──────── MATERIAL SUPPLIED
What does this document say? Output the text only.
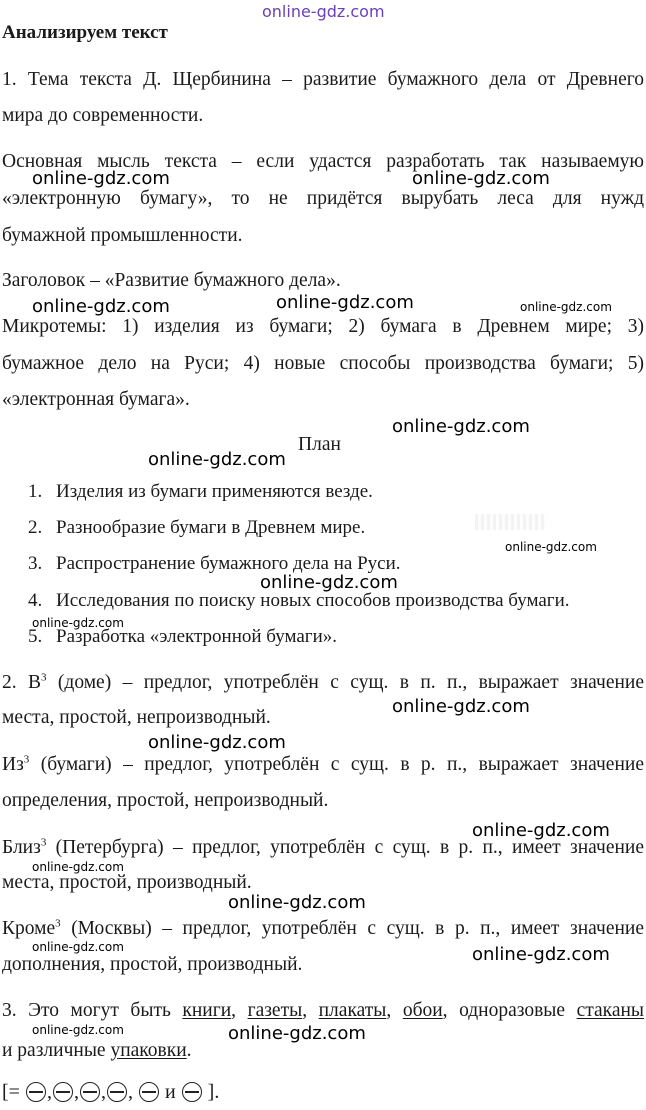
online-gdz.com
online-gdz.com	online-gdz.com
online-gdz.com	online-gdz.com	online-gdz.com
online-gdz.com
online-gdz.com
online-gdz.com
online-gdz.com
online-gdz.com
online-gdz.com
online-gdz.com
online-gdz.com
online-gdz.com
online-gdz.com
online-gdz.com	online-gdz.com
online-gdz.com	online-gdz.com
Анализируем текст
1. Тема текста Д. Щербинина – развитие бумажного дела от Древнего
мира до современности.
Основная мысль текста – если удастся разработать так называемую
«электронную бумагу», то не придётся вырубать леса для нужд
бумажной промышленности.
Заголовок – «Развитие бумажного дела».
Микротемы: 1) изделия из бумаги; 2) бумага в Древнем мире; 3)
бумажное дело на Руси; 4) новые способы производства бумаги; 5)
«электронная бумага».
План
1. Изделия из бумаги применяются везде.
2. Разнообразие бумаги в Древнем мире.
3. Распространение бумажного дела на Руси.
4. Исследования по поиску новых способов производства бумаги.
5. Разработка «электронной бумаги».
2. $В^3$ (доме) – предлог, употреблён с сущ. в п. п., выражает значение
места, простой, непроизводный.
$Из^3$ (бумаги) – предлог, употреблён с сущ. в р. п., выражает значение
определения, простой, непроизводный.
Близ$^3$ (Петербурга) – предлог, употреблён с сущ. в р. п., имеет значение
места, простой, производный.
Кроме$^3$ (Москвы) – предлог, употреблён с сущ. в р. п., имеет значение
дополнения, простой, производный.
3. Это могут быть книги, газеты, плакаты, обои, одноразовые стаканы
и различные упаковки.
[=
, , , ,

и

].
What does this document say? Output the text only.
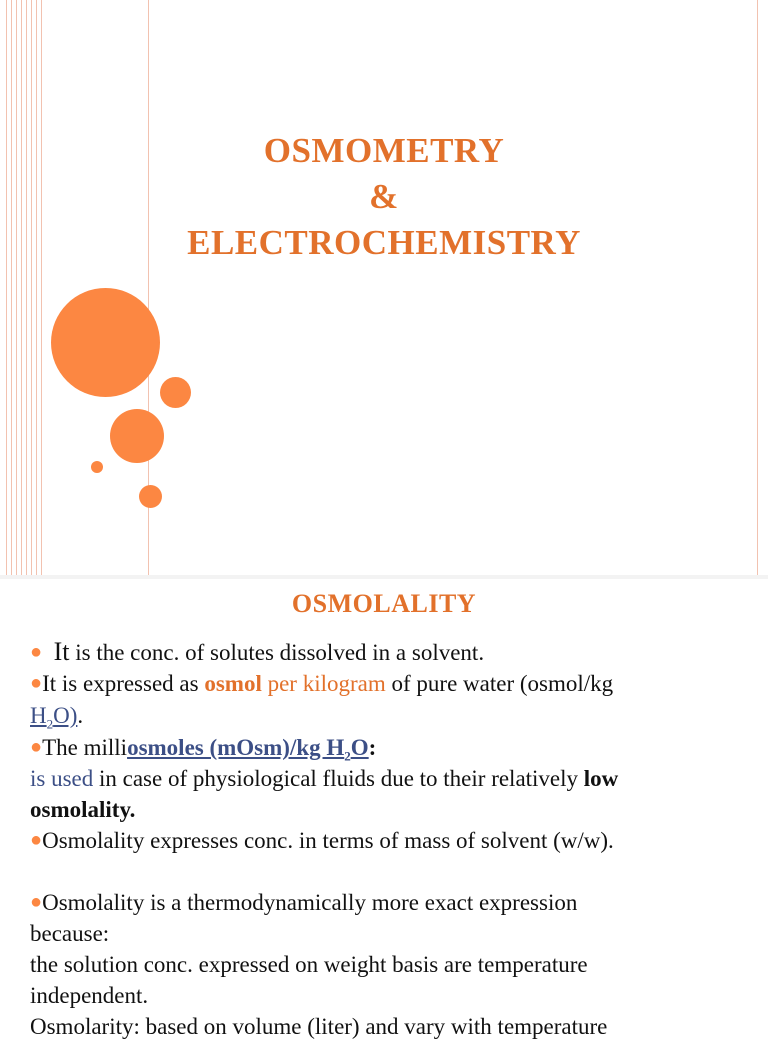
OSMOMETRY
&
ELECTROCHEMISTRY
OSMOLALITY
● It is the conc. of solutes dissolved in a solvent.
●It is expressed as osmol per kilogram of pure water (osmol/kg
$H_2O$).
●The milliosmoles (mOsm)/kg $H_2O$:
is used in case of physiological fluids due to their relatively low
osmolality.
●Osmolality expresses conc. in terms of mass of solvent (w/w).
●Osmolality is a thermodynamically more exact expression
because:
the solution conc. expressed on weight basis are temperature
independent.
Osmolarity: based on volume (liter) and vary with temperature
────────────────
WRITTEN INSTRUCTION:
Go through the material above and print all of it exactly, except the pictures.

TASK RESPONSE:
What does this document say? Output the text only.
online-gdz.com
online-gdz.com	online-gdz.com
online-gdz.com	online-gdz.com	online-gdz.com
online-gdz.com
online-gdz.com
online-gdz.com
online-gdz.com
online-gdz.com
online-gdz.com
online-gdz.com
online-gdz.com
online-gdz.com
online-gdz.com
online-gdz.com	online-gdz.com
online-gdz.com	online-gdz.com
Анализируем текст
1. Тема текста Д. Щербинина – развитие бумажного дела от Древнего
мира до современности.
Основная мысль текста – если удастся разработать так называемую
«электронную бумагу», то не придётся вырубать леса для нужд
бумажной промышленности.
Заголовок – «Развитие бумажного дела».
Микротемы: 1) изделия из бумаги; 2) бумага в Древнем мире; 3)
бумажное дело на Руси; 4) новые способы производства бумаги; 5)
«электронная бумага».
План
1. Изделия из бумаги применяются везде.
2. Разнообразие бумаги в Древнем мире.
3. Распространение бумажного дела на Руси.
4. Исследования по поиску новых способов производства бумаги.
5. Разработка «электронной бумаги».
2. $В^3$ (доме) – предлог, употреблён с сущ. в п. п., выражает значение
места, простой, непроизводный.
$Из^3$ (бумаги) – предлог, употреблён с сущ. в р. п., выражает значение
определения, простой, непроизводный.
Близ$^3$ (Петербурга) – предлог, употреблён с сущ. в р. п., имеет значение
места, простой, производный.
Кроме$^3$ (Москвы) – предлог, употреблён с сущ. в р. п., имеет значение
дополнения, простой, производный.
3. Это могут быть книги, газеты, плакаты, обои, одноразовые стаканы
и различные упаковки.
[=
, , , ,

и

].
What does this document say? Output the text only.
OSMOMETRY
&
ELECTROCHEMISTRY
OSMOLALITY
● It is the conc. of solutes dissolved in a solvent.
●It is expressed as osmol per kilogram of pure water (osmol/kg
$H_2O$).
●The milliosmoles (mOsm)/kg $H_2O$:
is used in case of physiological fluids due to their relatively low
osmolality.
●Osmolality expresses conc. in terms of mass of solvent (w/w).
●Osmolality is a thermodynamically more exact expression
because:
the solution conc. expressed on weight basis are temperature
independent.
Osmolarity: based on volume (liter) and vary with temperature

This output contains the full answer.